> ABOUT THIS EXERCISE: Scan the listing beneath this sentence. Report each line with the word "ingår".
Top of PROVIDED INFORMATION
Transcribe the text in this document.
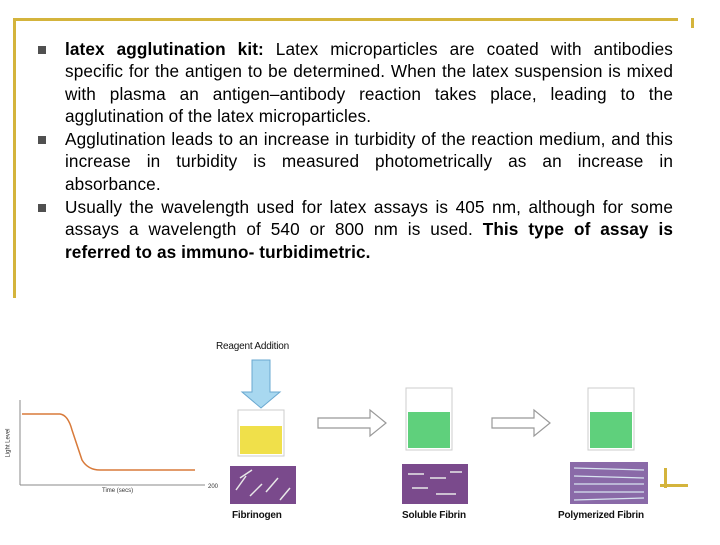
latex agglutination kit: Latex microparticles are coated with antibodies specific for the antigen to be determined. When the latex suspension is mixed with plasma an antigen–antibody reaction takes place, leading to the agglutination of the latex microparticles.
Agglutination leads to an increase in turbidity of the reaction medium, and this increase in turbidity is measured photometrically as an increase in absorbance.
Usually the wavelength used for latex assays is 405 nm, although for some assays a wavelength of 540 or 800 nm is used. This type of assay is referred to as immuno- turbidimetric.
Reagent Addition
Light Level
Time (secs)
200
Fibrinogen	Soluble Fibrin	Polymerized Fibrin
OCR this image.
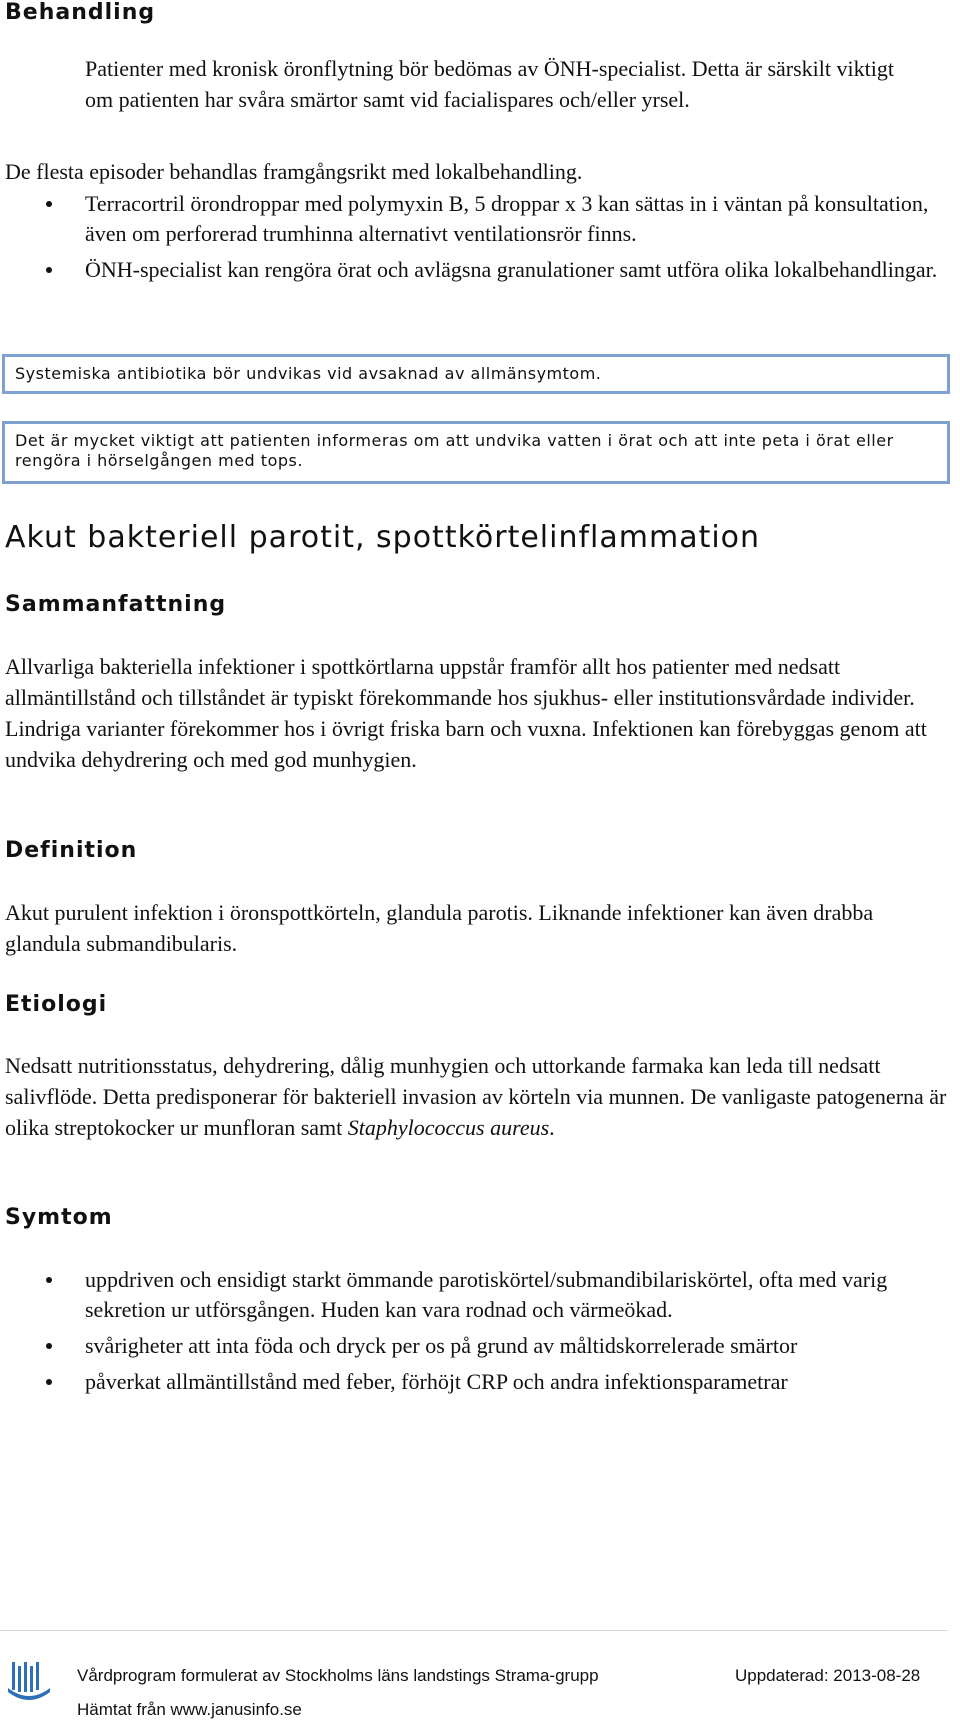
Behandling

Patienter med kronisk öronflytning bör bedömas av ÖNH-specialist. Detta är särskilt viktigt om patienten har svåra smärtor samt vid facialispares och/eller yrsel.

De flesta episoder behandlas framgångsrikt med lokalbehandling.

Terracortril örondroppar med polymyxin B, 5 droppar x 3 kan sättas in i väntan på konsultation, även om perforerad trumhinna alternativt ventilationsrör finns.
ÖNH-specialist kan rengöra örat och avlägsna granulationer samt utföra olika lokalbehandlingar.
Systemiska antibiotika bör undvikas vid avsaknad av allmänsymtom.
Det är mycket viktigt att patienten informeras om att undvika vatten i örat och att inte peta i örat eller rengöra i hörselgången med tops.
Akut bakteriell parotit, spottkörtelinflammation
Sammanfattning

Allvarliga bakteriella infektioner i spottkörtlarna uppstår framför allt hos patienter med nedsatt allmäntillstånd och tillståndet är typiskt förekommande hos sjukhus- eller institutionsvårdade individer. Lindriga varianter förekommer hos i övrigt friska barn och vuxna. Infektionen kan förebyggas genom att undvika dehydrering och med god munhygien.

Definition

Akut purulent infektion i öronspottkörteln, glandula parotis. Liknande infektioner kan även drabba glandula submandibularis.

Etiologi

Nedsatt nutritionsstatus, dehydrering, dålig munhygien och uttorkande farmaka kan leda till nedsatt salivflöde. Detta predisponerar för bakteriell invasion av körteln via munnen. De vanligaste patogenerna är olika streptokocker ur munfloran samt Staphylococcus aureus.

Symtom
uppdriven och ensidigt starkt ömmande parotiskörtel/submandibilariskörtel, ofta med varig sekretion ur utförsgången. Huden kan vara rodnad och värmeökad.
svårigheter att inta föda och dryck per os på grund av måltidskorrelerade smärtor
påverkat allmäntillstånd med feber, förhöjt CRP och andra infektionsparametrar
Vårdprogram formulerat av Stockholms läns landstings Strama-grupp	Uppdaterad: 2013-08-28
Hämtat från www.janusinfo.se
Bottom of PROVIDED INFORMATION
Top of PROVIDED INFORMATION
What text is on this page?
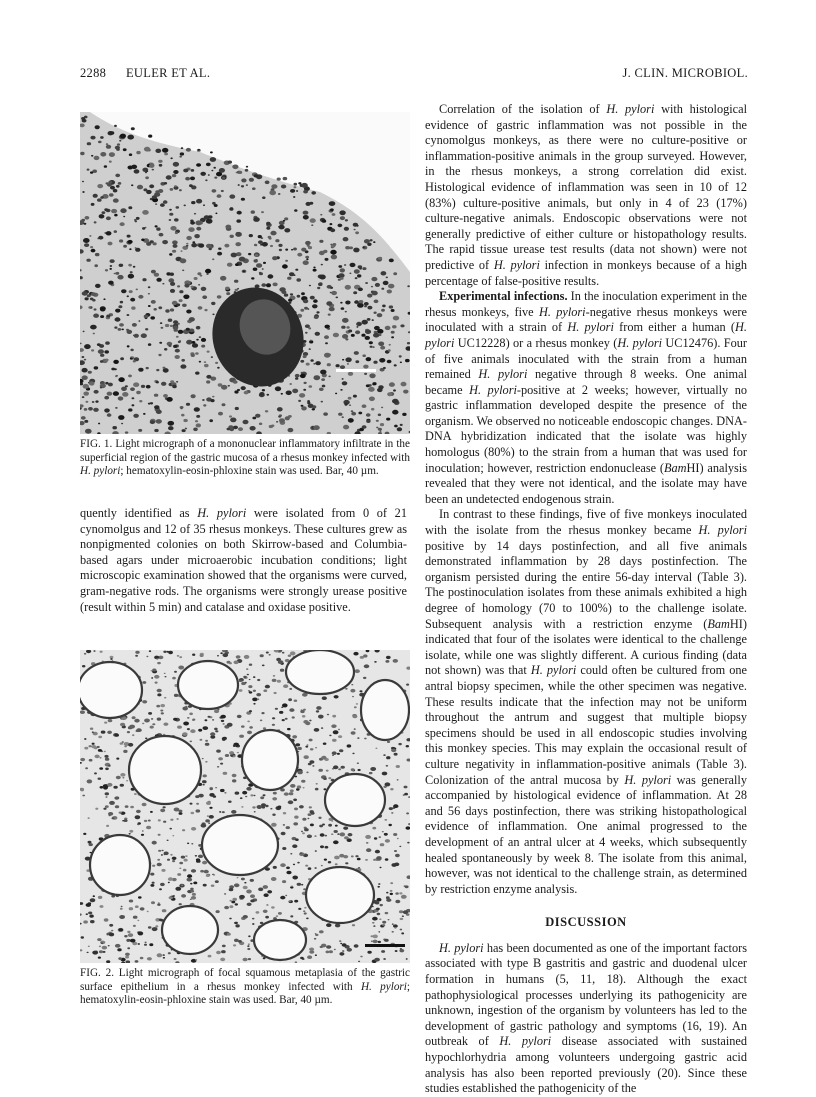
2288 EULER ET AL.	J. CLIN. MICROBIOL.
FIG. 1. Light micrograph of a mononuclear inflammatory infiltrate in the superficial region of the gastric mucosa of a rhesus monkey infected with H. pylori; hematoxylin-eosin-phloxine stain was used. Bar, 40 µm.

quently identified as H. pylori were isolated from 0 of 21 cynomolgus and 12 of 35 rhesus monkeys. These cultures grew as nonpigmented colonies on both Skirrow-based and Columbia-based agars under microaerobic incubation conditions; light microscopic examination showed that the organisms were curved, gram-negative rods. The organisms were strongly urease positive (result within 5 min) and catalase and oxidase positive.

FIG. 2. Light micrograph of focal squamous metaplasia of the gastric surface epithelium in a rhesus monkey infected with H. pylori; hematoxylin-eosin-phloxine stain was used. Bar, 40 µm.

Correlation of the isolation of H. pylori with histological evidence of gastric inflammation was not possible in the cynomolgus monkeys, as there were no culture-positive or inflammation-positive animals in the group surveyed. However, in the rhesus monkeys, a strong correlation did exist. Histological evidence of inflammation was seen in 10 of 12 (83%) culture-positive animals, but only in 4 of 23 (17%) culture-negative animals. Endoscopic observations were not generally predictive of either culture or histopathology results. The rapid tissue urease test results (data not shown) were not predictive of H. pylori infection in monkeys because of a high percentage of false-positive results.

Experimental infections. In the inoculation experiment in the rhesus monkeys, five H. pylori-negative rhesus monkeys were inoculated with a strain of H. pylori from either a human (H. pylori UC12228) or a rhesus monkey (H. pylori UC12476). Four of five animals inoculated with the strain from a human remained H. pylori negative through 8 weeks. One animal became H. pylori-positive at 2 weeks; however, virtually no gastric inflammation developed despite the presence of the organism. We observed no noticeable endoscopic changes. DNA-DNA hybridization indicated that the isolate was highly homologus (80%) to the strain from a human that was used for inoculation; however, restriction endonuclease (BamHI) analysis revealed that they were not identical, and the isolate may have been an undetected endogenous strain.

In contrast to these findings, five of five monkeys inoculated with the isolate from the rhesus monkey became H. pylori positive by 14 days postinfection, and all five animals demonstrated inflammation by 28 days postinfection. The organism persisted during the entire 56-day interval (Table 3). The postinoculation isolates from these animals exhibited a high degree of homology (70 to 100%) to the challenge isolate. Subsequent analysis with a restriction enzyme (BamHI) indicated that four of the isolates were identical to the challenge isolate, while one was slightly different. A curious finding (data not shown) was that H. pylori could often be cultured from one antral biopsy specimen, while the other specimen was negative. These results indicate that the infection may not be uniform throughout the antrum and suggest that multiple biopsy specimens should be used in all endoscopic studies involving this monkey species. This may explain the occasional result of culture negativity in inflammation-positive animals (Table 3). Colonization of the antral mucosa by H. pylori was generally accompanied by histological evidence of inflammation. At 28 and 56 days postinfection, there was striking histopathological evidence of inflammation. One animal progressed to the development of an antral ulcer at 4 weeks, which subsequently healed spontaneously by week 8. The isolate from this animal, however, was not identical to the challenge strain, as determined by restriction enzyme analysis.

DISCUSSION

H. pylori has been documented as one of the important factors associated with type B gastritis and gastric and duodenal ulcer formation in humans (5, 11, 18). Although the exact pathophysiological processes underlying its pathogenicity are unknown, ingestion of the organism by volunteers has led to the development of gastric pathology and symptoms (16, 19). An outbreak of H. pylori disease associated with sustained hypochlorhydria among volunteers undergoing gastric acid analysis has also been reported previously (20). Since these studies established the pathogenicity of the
Bottom of PROVIDED INFORMATION
Top of PROVIDED INFORMATION
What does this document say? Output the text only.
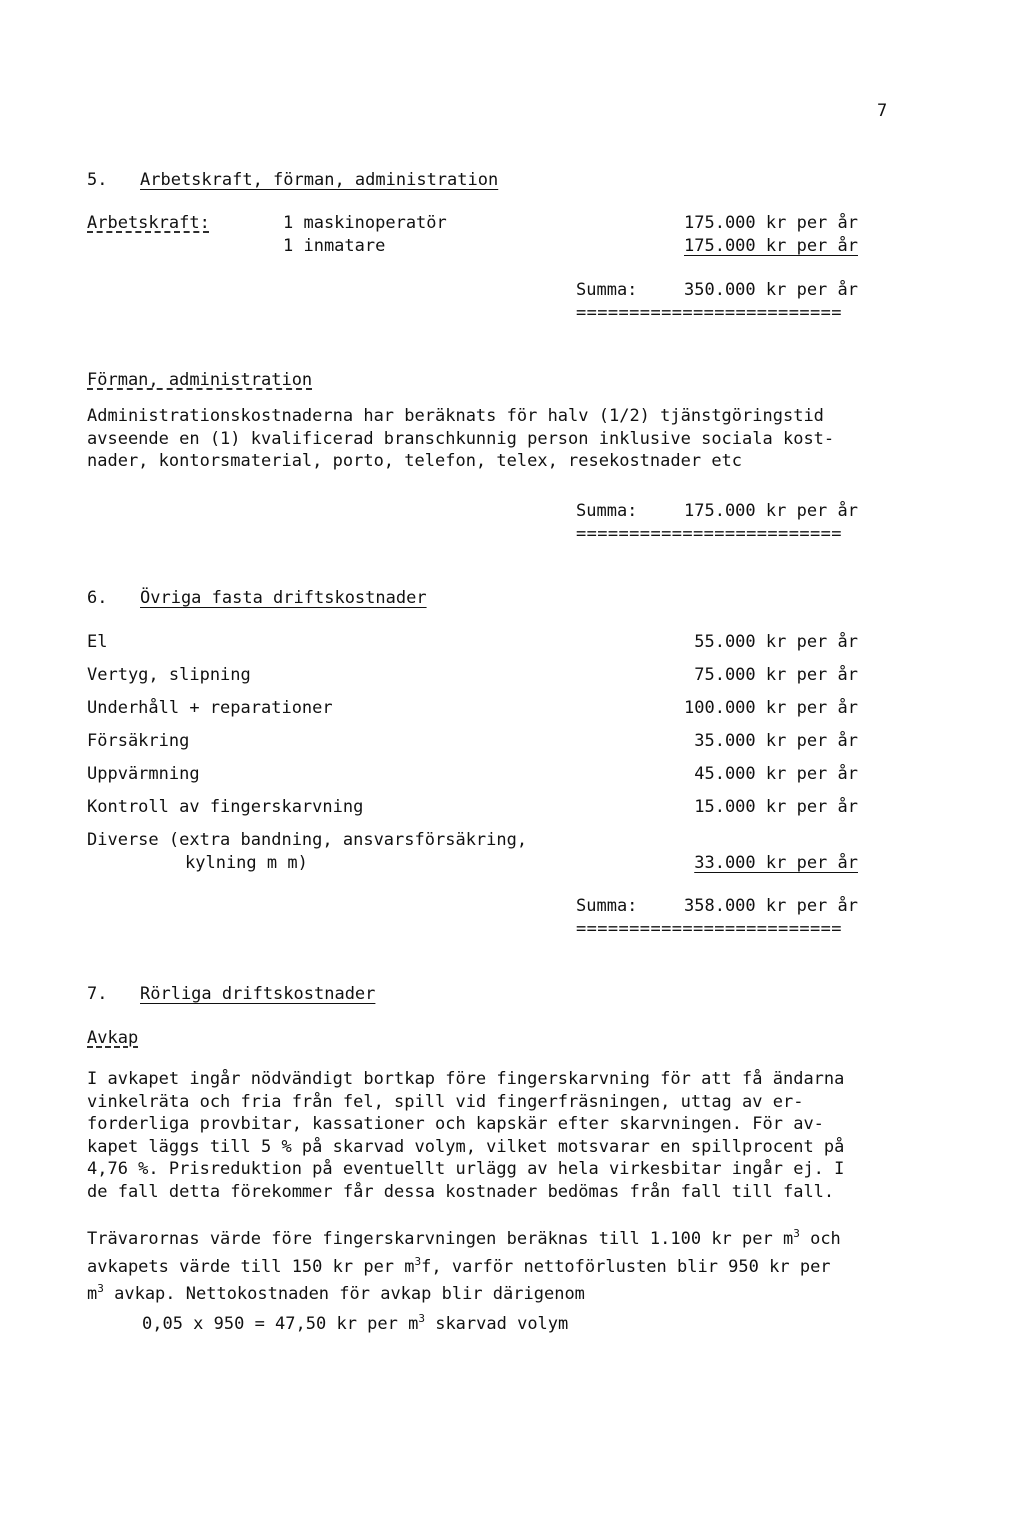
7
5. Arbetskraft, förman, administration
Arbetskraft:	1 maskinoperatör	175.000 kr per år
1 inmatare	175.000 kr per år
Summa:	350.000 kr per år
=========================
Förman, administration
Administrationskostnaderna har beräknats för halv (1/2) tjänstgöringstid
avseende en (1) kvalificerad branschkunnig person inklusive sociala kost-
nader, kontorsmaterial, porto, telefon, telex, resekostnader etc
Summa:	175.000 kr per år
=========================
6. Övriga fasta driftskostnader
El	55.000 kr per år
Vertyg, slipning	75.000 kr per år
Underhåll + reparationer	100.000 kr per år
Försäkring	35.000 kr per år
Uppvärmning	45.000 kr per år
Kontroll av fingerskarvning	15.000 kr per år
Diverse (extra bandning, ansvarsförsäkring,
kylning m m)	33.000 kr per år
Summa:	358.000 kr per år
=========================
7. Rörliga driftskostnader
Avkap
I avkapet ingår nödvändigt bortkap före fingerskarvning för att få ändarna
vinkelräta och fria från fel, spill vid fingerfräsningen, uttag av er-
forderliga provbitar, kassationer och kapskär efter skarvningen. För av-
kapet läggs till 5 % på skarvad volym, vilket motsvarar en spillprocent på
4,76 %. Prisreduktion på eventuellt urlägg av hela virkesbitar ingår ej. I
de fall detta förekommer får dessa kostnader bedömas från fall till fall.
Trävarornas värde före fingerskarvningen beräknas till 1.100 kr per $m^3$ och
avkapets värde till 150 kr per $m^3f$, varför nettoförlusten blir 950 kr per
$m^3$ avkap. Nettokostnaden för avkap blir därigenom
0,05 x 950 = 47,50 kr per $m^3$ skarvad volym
Bottom of PROVIDED INFORMATION
> TASK OUTPUT:
I avkapet ingår nödvändigt bortkap före fingerskarvning för att få ändarna
4,76 %. Prisreduktion på eventuellt urlägg av hela virkesbitar ingår ej. I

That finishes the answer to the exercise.